▶ Goal of the exercise
Return a copy of each line that holds the string "name".

(begin)

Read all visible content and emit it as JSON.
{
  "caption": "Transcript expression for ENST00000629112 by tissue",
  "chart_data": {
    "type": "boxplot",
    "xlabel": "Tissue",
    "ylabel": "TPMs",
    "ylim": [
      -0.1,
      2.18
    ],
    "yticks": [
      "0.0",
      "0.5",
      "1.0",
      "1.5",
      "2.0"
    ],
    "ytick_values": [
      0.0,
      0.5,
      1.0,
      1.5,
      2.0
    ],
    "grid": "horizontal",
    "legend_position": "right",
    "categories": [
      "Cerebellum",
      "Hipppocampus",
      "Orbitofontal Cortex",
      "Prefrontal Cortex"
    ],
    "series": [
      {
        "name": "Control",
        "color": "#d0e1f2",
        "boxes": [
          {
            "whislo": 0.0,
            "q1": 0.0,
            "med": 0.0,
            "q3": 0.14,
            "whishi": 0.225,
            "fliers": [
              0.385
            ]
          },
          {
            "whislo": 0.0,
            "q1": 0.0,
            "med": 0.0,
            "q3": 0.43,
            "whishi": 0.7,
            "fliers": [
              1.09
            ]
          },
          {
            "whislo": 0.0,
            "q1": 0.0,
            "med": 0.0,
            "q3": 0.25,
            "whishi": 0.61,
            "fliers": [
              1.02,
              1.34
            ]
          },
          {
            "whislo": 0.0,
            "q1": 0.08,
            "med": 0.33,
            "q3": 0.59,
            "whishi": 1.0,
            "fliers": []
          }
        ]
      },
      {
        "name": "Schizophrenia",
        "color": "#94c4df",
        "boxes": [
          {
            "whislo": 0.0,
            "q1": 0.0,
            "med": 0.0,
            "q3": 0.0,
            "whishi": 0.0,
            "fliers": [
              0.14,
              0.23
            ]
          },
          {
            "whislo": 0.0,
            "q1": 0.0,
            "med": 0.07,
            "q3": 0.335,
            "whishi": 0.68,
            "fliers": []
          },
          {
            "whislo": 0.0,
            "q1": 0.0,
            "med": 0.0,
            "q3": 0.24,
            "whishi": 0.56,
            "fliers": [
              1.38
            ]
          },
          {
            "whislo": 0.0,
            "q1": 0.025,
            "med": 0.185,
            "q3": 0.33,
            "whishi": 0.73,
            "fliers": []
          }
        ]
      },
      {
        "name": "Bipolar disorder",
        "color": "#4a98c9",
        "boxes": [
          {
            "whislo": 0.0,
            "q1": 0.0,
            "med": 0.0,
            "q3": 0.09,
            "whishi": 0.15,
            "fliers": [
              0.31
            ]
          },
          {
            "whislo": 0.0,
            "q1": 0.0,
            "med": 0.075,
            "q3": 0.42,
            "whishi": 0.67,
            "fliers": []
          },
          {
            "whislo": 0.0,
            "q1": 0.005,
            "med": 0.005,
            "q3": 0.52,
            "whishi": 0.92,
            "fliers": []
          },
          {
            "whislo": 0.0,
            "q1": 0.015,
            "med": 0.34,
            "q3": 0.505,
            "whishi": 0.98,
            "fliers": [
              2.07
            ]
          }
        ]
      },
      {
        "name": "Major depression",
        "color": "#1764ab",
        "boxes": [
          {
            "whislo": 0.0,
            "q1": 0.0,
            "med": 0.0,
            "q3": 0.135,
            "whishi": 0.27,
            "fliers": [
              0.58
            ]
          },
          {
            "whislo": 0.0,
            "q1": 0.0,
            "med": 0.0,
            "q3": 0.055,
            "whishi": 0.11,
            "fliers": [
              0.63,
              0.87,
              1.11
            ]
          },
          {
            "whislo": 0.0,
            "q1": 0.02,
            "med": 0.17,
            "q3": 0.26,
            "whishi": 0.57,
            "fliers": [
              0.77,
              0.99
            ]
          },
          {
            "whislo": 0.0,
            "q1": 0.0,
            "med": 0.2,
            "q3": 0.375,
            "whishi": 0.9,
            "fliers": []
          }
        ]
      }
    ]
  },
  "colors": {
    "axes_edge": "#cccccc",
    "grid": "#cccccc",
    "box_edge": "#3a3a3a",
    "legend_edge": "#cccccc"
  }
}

(end)

▶ Exercise response
        "name": "Control",
        "name": "Schizophrenia",
        "name": "Bipolar disorder",
        "name": "Major depression",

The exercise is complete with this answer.